— start MATERIAL PROVIDED —

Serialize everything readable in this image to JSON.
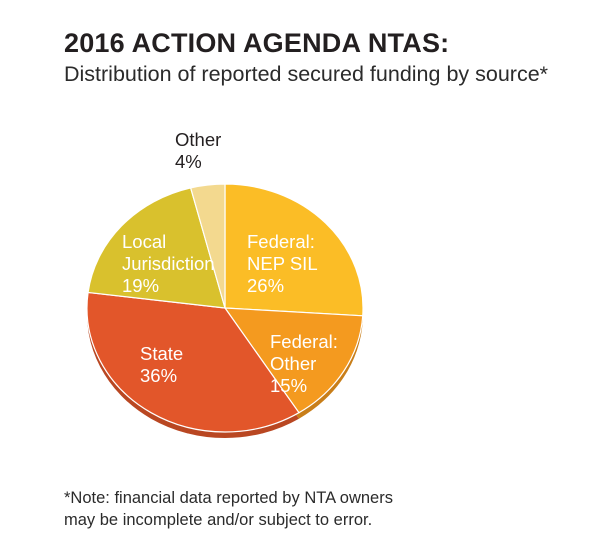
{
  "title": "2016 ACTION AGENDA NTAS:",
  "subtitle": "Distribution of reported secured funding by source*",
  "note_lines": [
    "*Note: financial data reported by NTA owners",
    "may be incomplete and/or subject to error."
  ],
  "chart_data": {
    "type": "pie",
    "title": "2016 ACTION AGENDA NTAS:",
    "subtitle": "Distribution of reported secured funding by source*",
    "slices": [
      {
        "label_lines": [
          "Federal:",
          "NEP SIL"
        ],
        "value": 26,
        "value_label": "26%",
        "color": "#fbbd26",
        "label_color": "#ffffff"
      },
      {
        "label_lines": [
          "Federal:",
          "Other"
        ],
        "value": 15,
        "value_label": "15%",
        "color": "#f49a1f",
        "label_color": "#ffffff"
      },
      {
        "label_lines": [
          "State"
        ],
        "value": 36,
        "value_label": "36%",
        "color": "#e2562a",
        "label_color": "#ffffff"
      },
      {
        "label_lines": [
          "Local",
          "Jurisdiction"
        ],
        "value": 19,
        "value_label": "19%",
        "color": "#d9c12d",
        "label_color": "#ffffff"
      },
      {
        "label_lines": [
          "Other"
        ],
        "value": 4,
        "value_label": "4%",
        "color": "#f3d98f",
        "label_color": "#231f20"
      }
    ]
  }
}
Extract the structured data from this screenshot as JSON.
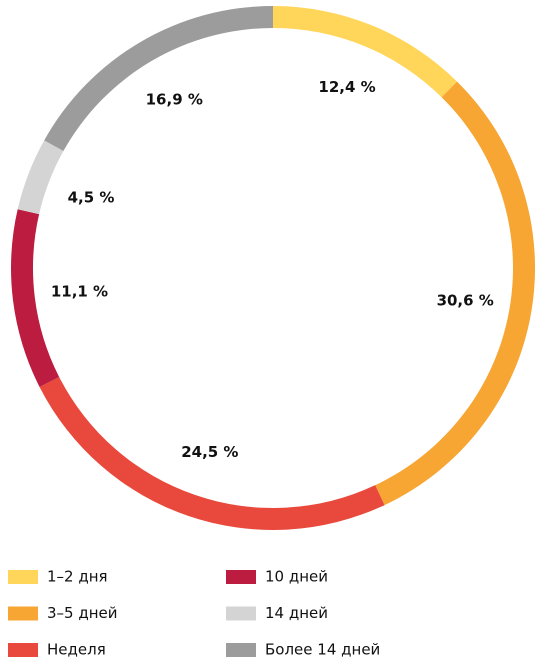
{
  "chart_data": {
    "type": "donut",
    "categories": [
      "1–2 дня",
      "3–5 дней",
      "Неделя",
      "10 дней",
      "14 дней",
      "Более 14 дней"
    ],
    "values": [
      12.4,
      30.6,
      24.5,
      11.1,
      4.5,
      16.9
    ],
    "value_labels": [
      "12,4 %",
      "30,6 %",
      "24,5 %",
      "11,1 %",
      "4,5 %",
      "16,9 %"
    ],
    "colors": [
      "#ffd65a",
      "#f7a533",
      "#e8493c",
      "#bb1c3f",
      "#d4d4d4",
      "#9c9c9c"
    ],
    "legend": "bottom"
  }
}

— end MATERIAL PROVIDED —
— start MATERIAL PROVIDED —

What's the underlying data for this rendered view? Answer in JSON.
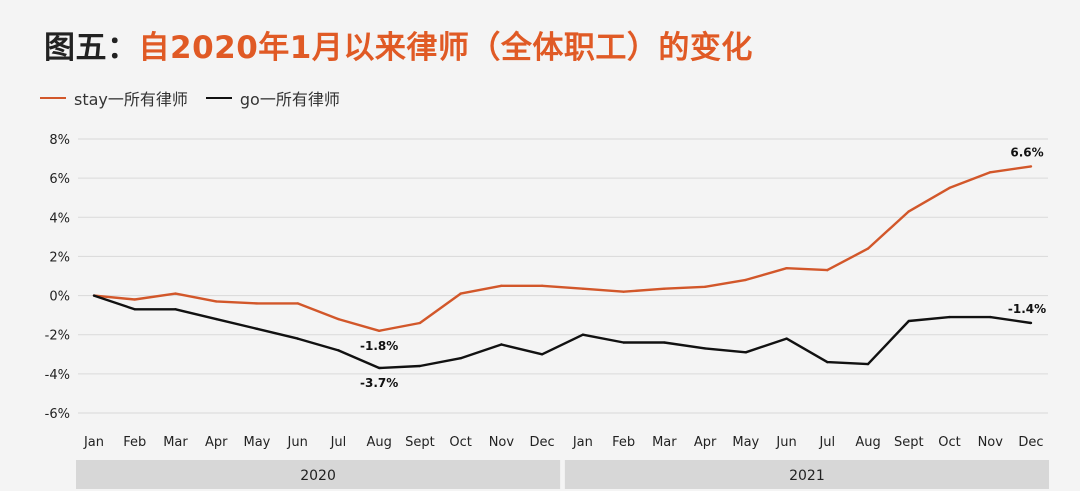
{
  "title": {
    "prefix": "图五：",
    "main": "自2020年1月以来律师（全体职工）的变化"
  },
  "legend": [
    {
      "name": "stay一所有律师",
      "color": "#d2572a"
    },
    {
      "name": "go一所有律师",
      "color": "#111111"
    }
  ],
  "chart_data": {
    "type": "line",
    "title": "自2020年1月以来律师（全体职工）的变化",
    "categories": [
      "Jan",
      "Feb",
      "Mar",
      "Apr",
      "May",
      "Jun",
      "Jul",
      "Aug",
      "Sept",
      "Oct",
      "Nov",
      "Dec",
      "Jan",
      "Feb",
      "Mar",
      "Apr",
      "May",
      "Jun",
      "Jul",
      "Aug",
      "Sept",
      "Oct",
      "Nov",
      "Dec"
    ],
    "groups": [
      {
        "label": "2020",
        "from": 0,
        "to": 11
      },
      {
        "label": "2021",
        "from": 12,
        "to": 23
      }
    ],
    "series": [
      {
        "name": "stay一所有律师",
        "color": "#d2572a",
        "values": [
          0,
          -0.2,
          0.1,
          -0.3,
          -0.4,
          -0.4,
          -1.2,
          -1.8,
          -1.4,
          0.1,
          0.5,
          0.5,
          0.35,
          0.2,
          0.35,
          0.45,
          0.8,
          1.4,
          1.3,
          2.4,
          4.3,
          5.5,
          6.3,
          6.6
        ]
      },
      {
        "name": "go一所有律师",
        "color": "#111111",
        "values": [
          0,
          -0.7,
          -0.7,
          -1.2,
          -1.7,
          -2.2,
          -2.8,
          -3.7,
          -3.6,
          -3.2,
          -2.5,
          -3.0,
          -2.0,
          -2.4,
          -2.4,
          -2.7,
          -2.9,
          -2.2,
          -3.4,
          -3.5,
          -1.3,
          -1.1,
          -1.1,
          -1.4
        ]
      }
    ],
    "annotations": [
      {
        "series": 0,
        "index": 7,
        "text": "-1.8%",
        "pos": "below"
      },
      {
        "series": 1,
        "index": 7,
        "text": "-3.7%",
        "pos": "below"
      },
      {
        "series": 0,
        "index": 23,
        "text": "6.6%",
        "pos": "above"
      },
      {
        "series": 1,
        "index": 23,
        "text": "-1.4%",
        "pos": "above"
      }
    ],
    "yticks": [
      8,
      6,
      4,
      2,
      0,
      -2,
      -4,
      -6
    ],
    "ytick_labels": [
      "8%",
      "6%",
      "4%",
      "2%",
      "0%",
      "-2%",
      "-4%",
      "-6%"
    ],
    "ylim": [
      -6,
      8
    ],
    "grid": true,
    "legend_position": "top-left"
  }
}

— end MATERIAL PROVIDED —

WHAT THIS TASK INVOLVES
Gather each line in these records that contains the string "subtitle".

TASK ANSWER
  "subtitle": "Distribution of reported secured funding by source*",
    "subtitle": "Distribution of reported secured funding by source*",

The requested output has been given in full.